Records about charts and figures
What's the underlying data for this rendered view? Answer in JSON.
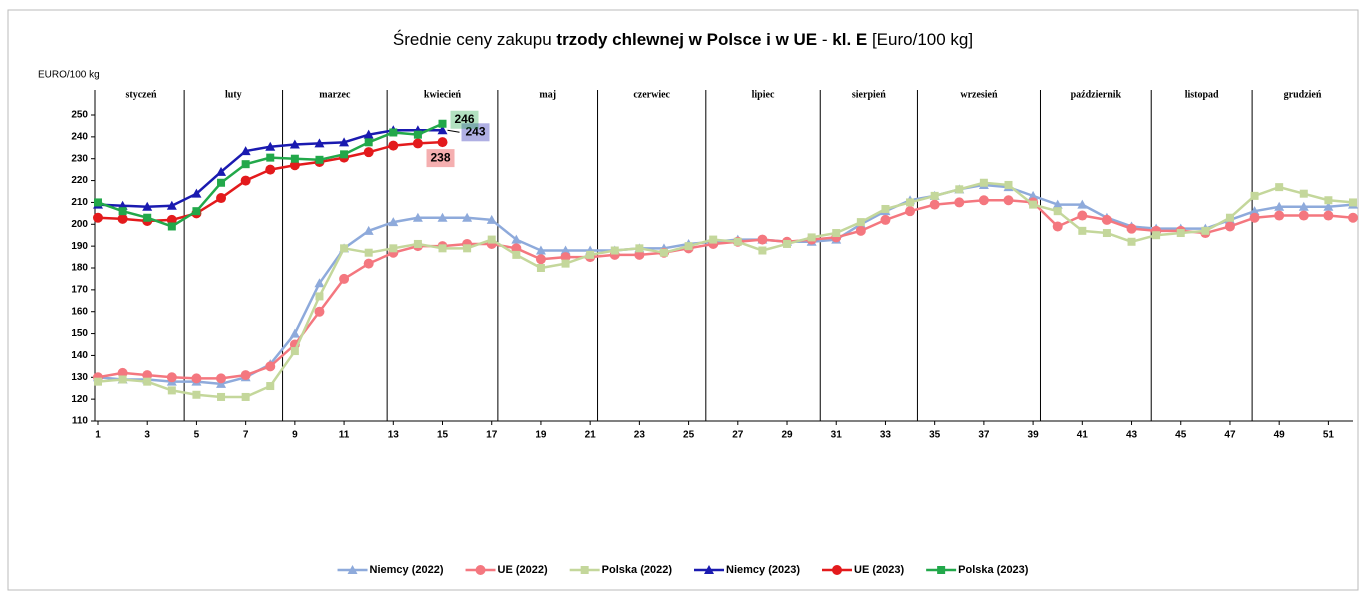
{
  "chart_data": {
    "type": "line",
    "title_parts": [
      {
        "text": "Średnie ceny zakupu ",
        "bold": false
      },
      {
        "text": "trzody chlewnej w Polsce i w UE",
        "bold": true
      },
      {
        "text": " - ",
        "bold": false
      },
      {
        "text": "kl. E",
        "bold": true
      },
      {
        "text": " [Euro/100 kg]",
        "bold": false
      }
    ],
    "y_label": "EURO/100 kg",
    "months": [
      "styczeń",
      "luty",
      "marzec",
      "kwiecień",
      "maj",
      "czerwiec",
      "lipiec",
      "sierpień",
      "wrzesień",
      "październik",
      "listopad",
      "grudzień"
    ],
    "month_bounds": [
      4.5,
      8.5,
      12.75,
      17.25,
      21.3,
      25.7,
      30.35,
      34.3,
      39.3,
      43.8,
      47.9
    ],
    "x": [
      1,
      2,
      3,
      4,
      5,
      6,
      7,
      8,
      9,
      10,
      11,
      12,
      13,
      14,
      15,
      16,
      17,
      18,
      19,
      20,
      21,
      22,
      23,
      24,
      25,
      26,
      27,
      28,
      29,
      30,
      31,
      32,
      33,
      34,
      35,
      36,
      37,
      38,
      39,
      40,
      41,
      42,
      43,
      44,
      45,
      46,
      47,
      48,
      49,
      50,
      51,
      52
    ],
    "xlim": [
      1,
      52
    ],
    "xticks": [
      1,
      3,
      5,
      7,
      9,
      11,
      13,
      15,
      17,
      19,
      21,
      23,
      25,
      27,
      29,
      31,
      33,
      35,
      37,
      39,
      41,
      43,
      45,
      47,
      49,
      51
    ],
    "ylim": [
      110,
      250
    ],
    "yticks": [
      110,
      120,
      130,
      140,
      150,
      160,
      170,
      180,
      190,
      200,
      210,
      220,
      230,
      240,
      250
    ],
    "series": [
      {
        "name": "Niemcy (2022)",
        "color": "#8eaadb",
        "marker": "triangle",
        "values": [
          130,
          129,
          129,
          128,
          128,
          127,
          130,
          136,
          150,
          173,
          189,
          197,
          201,
          203,
          203,
          203,
          202,
          193,
          188,
          188,
          188,
          188,
          189,
          189,
          191,
          192,
          193,
          193,
          192,
          192,
          193,
          200,
          206,
          211,
          213,
          216,
          218,
          217,
          213,
          209,
          209,
          203,
          199,
          198,
          198,
          198,
          202,
          206,
          208,
          208,
          208,
          209
        ]
      },
      {
        "name": "UE (2022)",
        "color": "#f4777f",
        "marker": "circle",
        "values": [
          130,
          132,
          131,
          130,
          129.5,
          129.5,
          131,
          135,
          145,
          160,
          175,
          182,
          187,
          190,
          190,
          191,
          191,
          189,
          184,
          185,
          185,
          186,
          186,
          187,
          189,
          191,
          192,
          193,
          192,
          193,
          194,
          197,
          202,
          206,
          209,
          210,
          211,
          211,
          210,
          199,
          204,
          202,
          198,
          197,
          197,
          196,
          199,
          203,
          204,
          204,
          204,
          203
        ]
      },
      {
        "name": "Polska (2022)",
        "color": "#c4d79b",
        "marker": "square",
        "values": [
          128,
          129,
          128,
          124,
          122,
          121,
          121,
          126,
          142,
          167,
          189,
          187,
          189,
          191,
          189,
          189,
          193,
          186,
          180,
          182,
          186,
          188,
          189,
          187,
          190,
          193,
          192,
          188,
          191,
          194,
          196,
          201,
          207,
          210,
          213,
          216,
          219,
          218,
          209,
          206,
          197,
          196,
          192,
          195,
          196,
          197,
          203,
          213,
          217,
          214,
          211,
          210
        ]
      },
      {
        "name": "Niemcy (2023)",
        "color": "#1a1ab0",
        "marker": "triangle",
        "values": [
          209,
          208.5,
          208,
          208.5,
          214,
          224,
          233.5,
          235.5,
          236.5,
          237,
          237.5,
          241,
          243,
          243,
          243,
          null,
          null,
          null,
          null,
          null,
          null,
          null,
          null,
          null,
          null,
          null,
          null,
          null,
          null,
          null,
          null,
          null,
          null,
          null,
          null,
          null,
          null,
          null,
          null,
          null,
          null,
          null,
          null,
          null,
          null,
          null,
          null,
          null,
          null,
          null,
          null,
          null
        ],
        "value_labels": [
          null,
          null,
          null,
          null,
          null,
          null,
          null,
          null,
          null,
          null,
          null,
          null,
          null,
          null,
          "243",
          null,
          null,
          null,
          null,
          null,
          null,
          null,
          null,
          null,
          null,
          null,
          null,
          null,
          null,
          null,
          null,
          null,
          null,
          null,
          null,
          null,
          null,
          null,
          null,
          null,
          null,
          null,
          null,
          null,
          null,
          null,
          null,
          null,
          null,
          null,
          null,
          null
        ]
      },
      {
        "name": "UE (2023)",
        "color": "#e31a1c",
        "marker": "circle",
        "values": [
          203,
          202.5,
          201.5,
          202,
          205,
          212,
          220,
          225,
          227,
          228.5,
          230.5,
          233,
          236,
          237,
          237.6,
          null,
          null,
          null,
          null,
          null,
          null,
          null,
          null,
          null,
          null,
          null,
          null,
          null,
          null,
          null,
          null,
          null,
          null,
          null,
          null,
          null,
          null,
          null,
          null,
          null,
          null,
          null,
          null,
          null,
          null,
          null,
          null,
          null,
          null,
          null,
          null,
          null
        ],
        "value_labels": [
          null,
          null,
          null,
          null,
          null,
          null,
          null,
          null,
          null,
          null,
          null,
          null,
          null,
          null,
          "238",
          null,
          null,
          null,
          null,
          null,
          null,
          null,
          null,
          null,
          null,
          null,
          null,
          null,
          null,
          null,
          null,
          null,
          null,
          null,
          null,
          null,
          null,
          null,
          null,
          null,
          null,
          null,
          null,
          null,
          null,
          null,
          null,
          null,
          null,
          null,
          null,
          null
        ]
      },
      {
        "name": "Polska (2023)",
        "color": "#22a84a",
        "marker": "square",
        "values": [
          210,
          206,
          203,
          199,
          206,
          219,
          227.5,
          230.5,
          230,
          229.5,
          232,
          237.5,
          242,
          241,
          246,
          null,
          null,
          null,
          null,
          null,
          null,
          null,
          null,
          null,
          null,
          null,
          null,
          null,
          null,
          null,
          null,
          null,
          null,
          null,
          null,
          null,
          null,
          null,
          null,
          null,
          null,
          null,
          null,
          null,
          null,
          null,
          null,
          null,
          null,
          null,
          null,
          null
        ],
        "value_labels": [
          null,
          null,
          null,
          null,
          null,
          null,
          null,
          null,
          null,
          null,
          null,
          null,
          null,
          null,
          "246",
          null,
          null,
          null,
          null,
          null,
          null,
          null,
          null,
          null,
          null,
          null,
          null,
          null,
          null,
          null,
          null,
          null,
          null,
          null,
          null,
          null,
          null,
          null,
          null,
          null,
          null,
          null,
          null,
          null,
          null,
          null,
          null,
          null,
          null,
          null,
          null,
          null
        ]
      }
    ]
  }
}
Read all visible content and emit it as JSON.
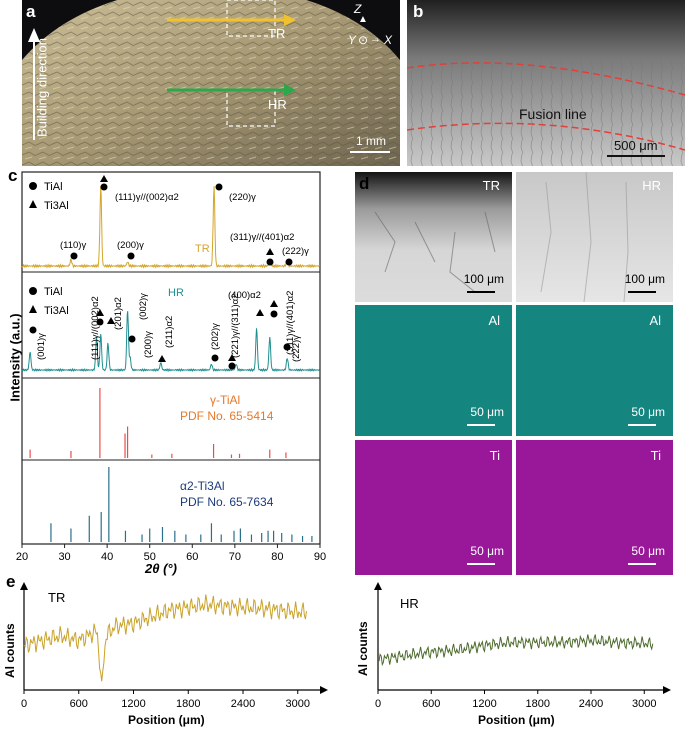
{
  "panel_a": {
    "label": "a",
    "building_direction": "Building direction",
    "axis_z": "Z",
    "axis_y": "Y",
    "axis_x": "X",
    "tr": "TR",
    "hr": "HR",
    "scale": "1 mm"
  },
  "panel_b": {
    "label": "b",
    "fusion_line": "Fusion line",
    "scale": "500 μm"
  },
  "panel_c": {
    "label": "c",
    "ylabel": "Intensity (a.u.)",
    "xlabel": "2θ (°)",
    "xticks": [
      "20",
      "30",
      "40",
      "50",
      "60",
      "70",
      "80",
      "90"
    ],
    "tr_legend": [
      "TiAl",
      "Ti3Al"
    ],
    "tr_name": "TR",
    "tr_peaks": [
      "(110)γ",
      "(111)γ//(002)α2",
      "(200)γ",
      "(220)γ",
      "(311)γ//(401)α2",
      "(222)γ"
    ],
    "hr_legend": [
      "TiAl",
      "Ti3Al"
    ],
    "hr_name": "HR",
    "hr_peaks": [
      "(001)γ",
      "(111)γ//(002)α2",
      "(201)α2",
      "(002)γ",
      "(200)γ",
      "(211)α2",
      "(202)γ",
      "(221)γ//(311)α2",
      "(400)α2",
      "(311)γ//(401)α2",
      "(222)γ"
    ],
    "ref_gamma": [
      "γ-TiAl",
      "PDF No. 65-5414"
    ],
    "ref_alpha": [
      "α2-Ti3Al",
      "PDF No. 65-7634"
    ]
  },
  "panel_d": {
    "label": "d",
    "tr": "TR",
    "hr": "HR",
    "al": "Al",
    "ti": "Ti",
    "scale_100": "100 μm",
    "scale_50": "50 μm",
    "colors": {
      "al": "#1a9a90",
      "ti": "#b21fb4"
    }
  },
  "panel_e": {
    "label": "e",
    "ylabel": "Al counts",
    "xlabel": "Position (μm)",
    "xticks": [
      "0",
      "600",
      "1200",
      "1800",
      "2400",
      "3000"
    ],
    "tr": "TR",
    "hr": "HR",
    "colors": {
      "tr": "#c9a227",
      "hr": "#4e6b2e"
    }
  },
  "chart_data": [
    {
      "type": "line",
      "title": "",
      "xlabel": "2θ (°)",
      "ylabel": "Intensity (a.u.)",
      "xlim": [
        20,
        90
      ],
      "series": [
        {
          "name": "TR",
          "x": [
            31.5,
            38.5,
            44.8,
            65.1,
            78.2,
            82.3
          ],
          "values": [
            0.08,
            1.0,
            0.05,
            1.0,
            0.06,
            0.07
          ]
        },
        {
          "name": "HR",
          "x": [
            21.9,
            37.5,
            38.5,
            40.2,
            44.8,
            45.4,
            52.6,
            64.5,
            70.3,
            75.1,
            78.2,
            82.3
          ],
          "values": [
            0.3,
            0.55,
            0.6,
            0.45,
            1.0,
            0.2,
            0.12,
            0.1,
            0.1,
            0.7,
            0.55,
            0.2
          ]
        },
        {
          "name": "γ-TiAl PDF No. 65-5414",
          "x": [
            21.9,
            31.5,
            38.3,
            44.2,
            44.8,
            50.5,
            55.2,
            65.0,
            69.2,
            71.1,
            78.2,
            82.0
          ],
          "values": [
            0.12,
            0.1,
            1.0,
            0.35,
            0.45,
            0.05,
            0.06,
            0.2,
            0.05,
            0.06,
            0.12,
            0.08
          ]
        },
        {
          "name": "α2-Ti3Al PDF No. 65-7634",
          "x": [
            26.8,
            31.5,
            35.8,
            38.6,
            40.4,
            44.3,
            48.2,
            50.0,
            53.0,
            55.9,
            58.5,
            62.0,
            64.5,
            66.8,
            69.8,
            71.3,
            73.9,
            76.3,
            77.8,
            79.1,
            81.0,
            83.4,
            85.9,
            88.1
          ],
          "values": [
            0.25,
            0.18,
            0.35,
            0.4,
            1.0,
            0.15,
            0.1,
            0.18,
            0.2,
            0.15,
            0.1,
            0.1,
            0.25,
            0.1,
            0.15,
            0.18,
            0.1,
            0.12,
            0.15,
            0.15,
            0.12,
            0.1,
            0.08,
            0.08
          ]
        }
      ]
    },
    {
      "type": "line",
      "title": "TR",
      "xlabel": "Position (μm)",
      "ylabel": "Al counts",
      "xlim": [
        0,
        3200
      ],
      "series": [
        {
          "name": "TR",
          "x": [
            0,
            200,
            400,
            600,
            800,
            850,
            900,
            1000,
            1200,
            1400,
            1600,
            1800,
            2000,
            2200,
            2400,
            2600,
            2800,
            3000,
            3100
          ],
          "values": [
            0.45,
            0.5,
            0.55,
            0.5,
            0.6,
            0.05,
            0.55,
            0.65,
            0.68,
            0.75,
            0.82,
            0.85,
            0.88,
            0.86,
            0.85,
            0.84,
            0.82,
            0.8,
            0.8
          ]
        }
      ]
    },
    {
      "type": "line",
      "title": "HR",
      "xlabel": "Position (μm)",
      "ylabel": "Al counts",
      "xlim": [
        0,
        3200
      ],
      "series": [
        {
          "name": "HR",
          "x": [
            0,
            300,
            600,
            900,
            1200,
            1500,
            1800,
            2100,
            2400,
            2700,
            3000,
            3100
          ],
          "values": [
            0.3,
            0.34,
            0.38,
            0.4,
            0.45,
            0.48,
            0.48,
            0.48,
            0.5,
            0.48,
            0.47,
            0.46
          ]
        }
      ]
    }
  ]
}
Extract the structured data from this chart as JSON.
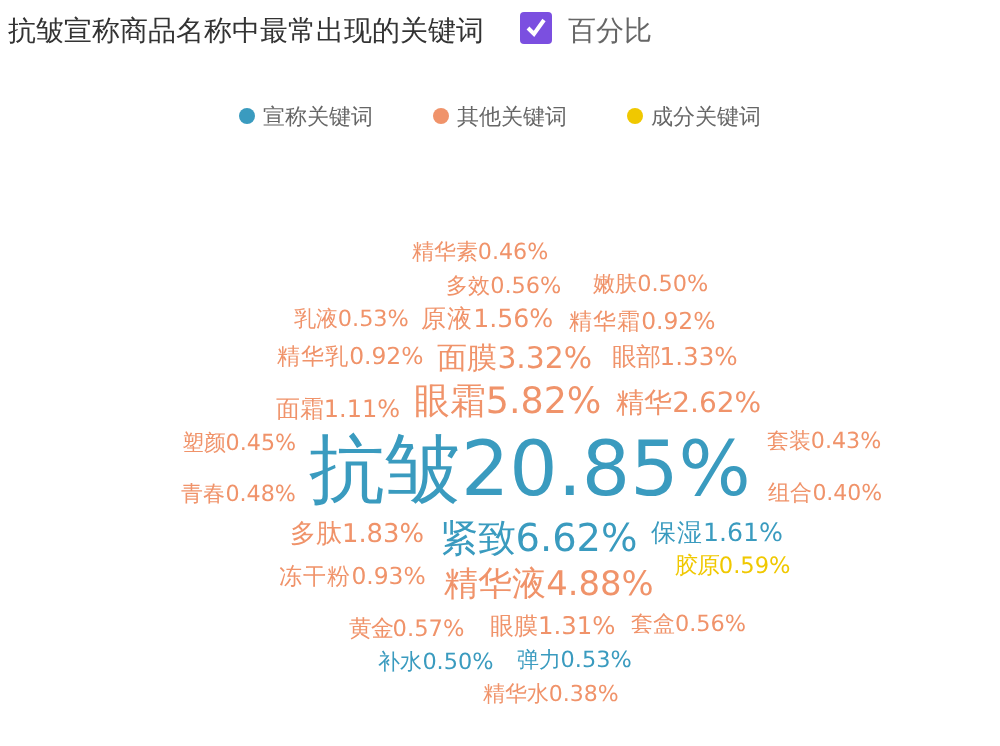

§ WORK TO BE COMPLETED:
Filter the listing for the word "JSON" and copy every line that holds it.

§ SOLUTION TO THIS TASK:
What's the underlying data for this rendered view? Answer in JSON.
Read all visible content and emit it as JSON.
Extract the structured data from this chart as JSON.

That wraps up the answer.